Reproduce the entries word for word, and omit any picture you find in them.

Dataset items
⟨

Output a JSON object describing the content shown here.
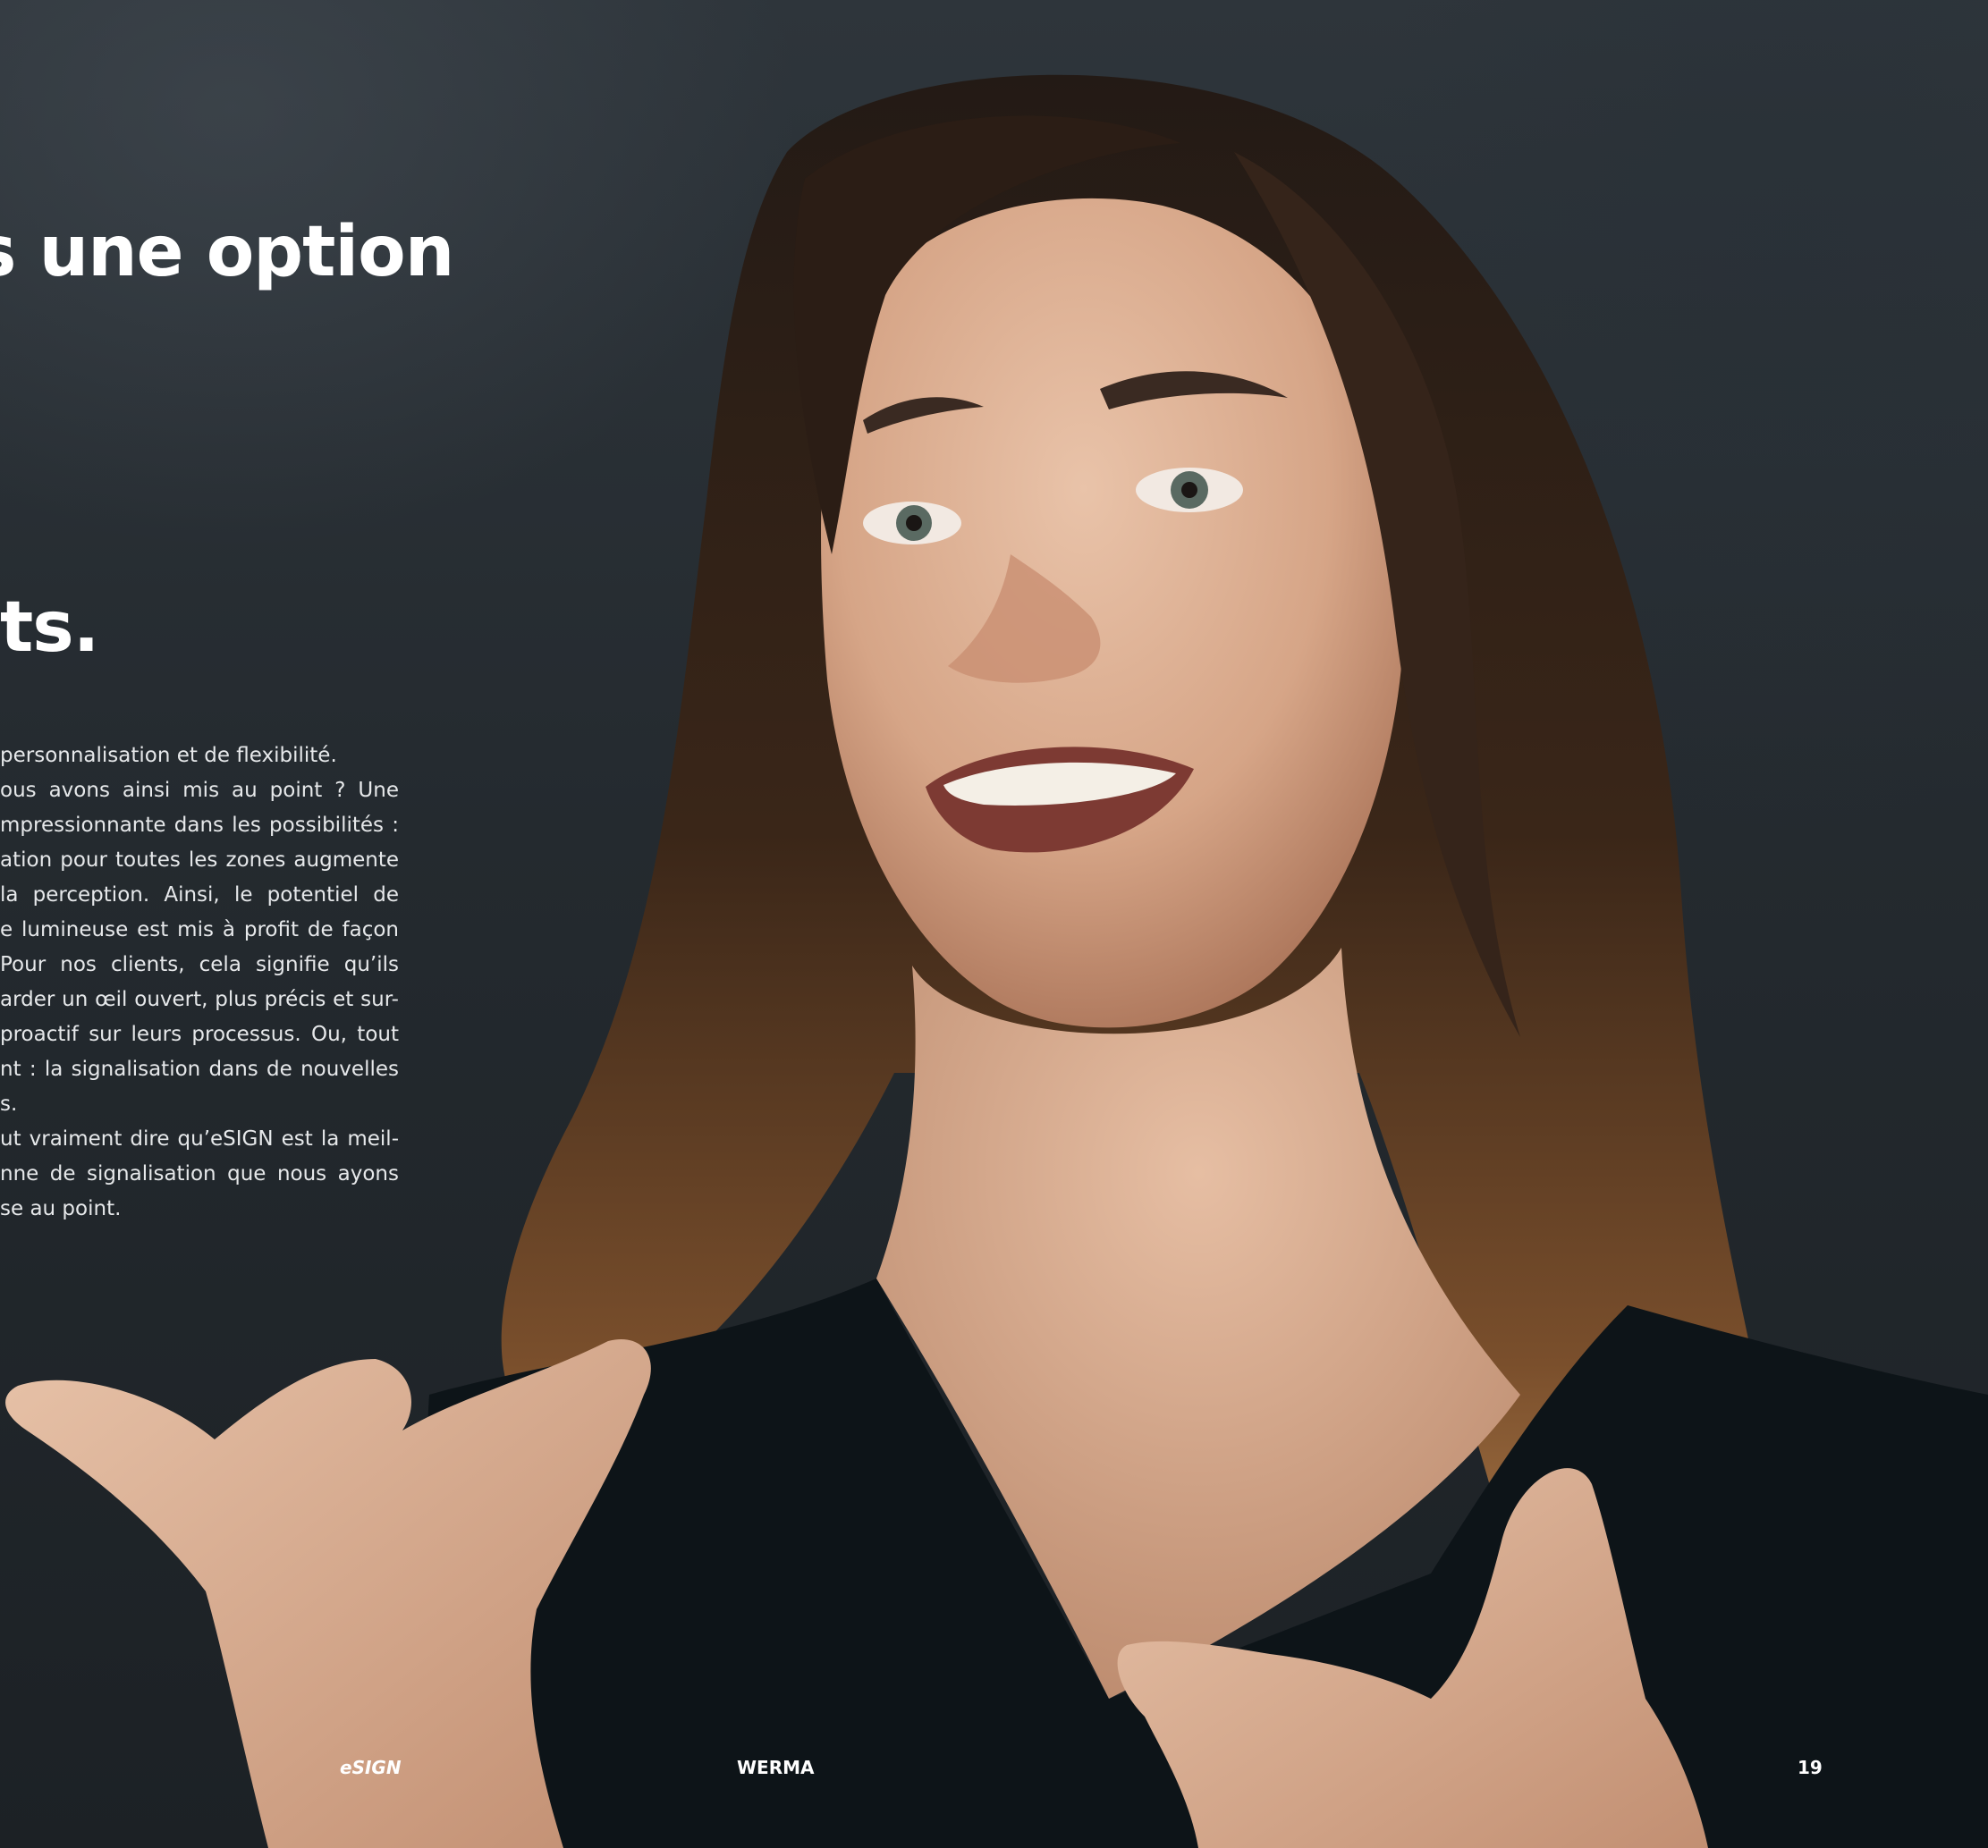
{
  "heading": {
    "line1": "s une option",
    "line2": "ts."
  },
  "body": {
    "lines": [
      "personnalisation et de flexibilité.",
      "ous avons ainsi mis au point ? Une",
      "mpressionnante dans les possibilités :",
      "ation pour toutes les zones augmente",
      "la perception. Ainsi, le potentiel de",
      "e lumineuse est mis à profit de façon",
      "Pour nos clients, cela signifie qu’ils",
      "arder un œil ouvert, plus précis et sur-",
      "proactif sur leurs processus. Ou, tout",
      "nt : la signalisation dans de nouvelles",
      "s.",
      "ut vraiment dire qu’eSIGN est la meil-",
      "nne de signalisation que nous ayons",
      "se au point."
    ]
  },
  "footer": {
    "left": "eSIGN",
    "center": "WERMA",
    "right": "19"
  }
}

⟩

→ RESPONSE TO THIS EXERCISE
Output a JSON object describing the content shown here.
{
  "heading": {
    "line1": "s une option",
    "line2": "ts."
  },
  "body": {
    "lines": [
      "personnalisation et de flexibilité.",
      "ous avons ainsi mis au point ? Une",
      "mpressionnante dans les possibilités :",
      "ation pour toutes les zones augmente",
      "la perception. Ainsi, le potentiel de",
      "e lumineuse est mis à profit de façon",
      "Pour nos clients, cela signifie qu’ils",
      "arder un œil ouvert, plus précis et sur-",
      "proactif sur leurs processus. Ou, tout",
      "nt : la signalisation dans de nouvelles",
      "s.",
      "ut vraiment dire qu’eSIGN est la meil-",
      "nne de signalisation que nous ayons",
      "se au point."
    ]
  },
  "footer": {
    "left": "eSIGN",
    "center": "WERMA",
    "right": "19"
  }
}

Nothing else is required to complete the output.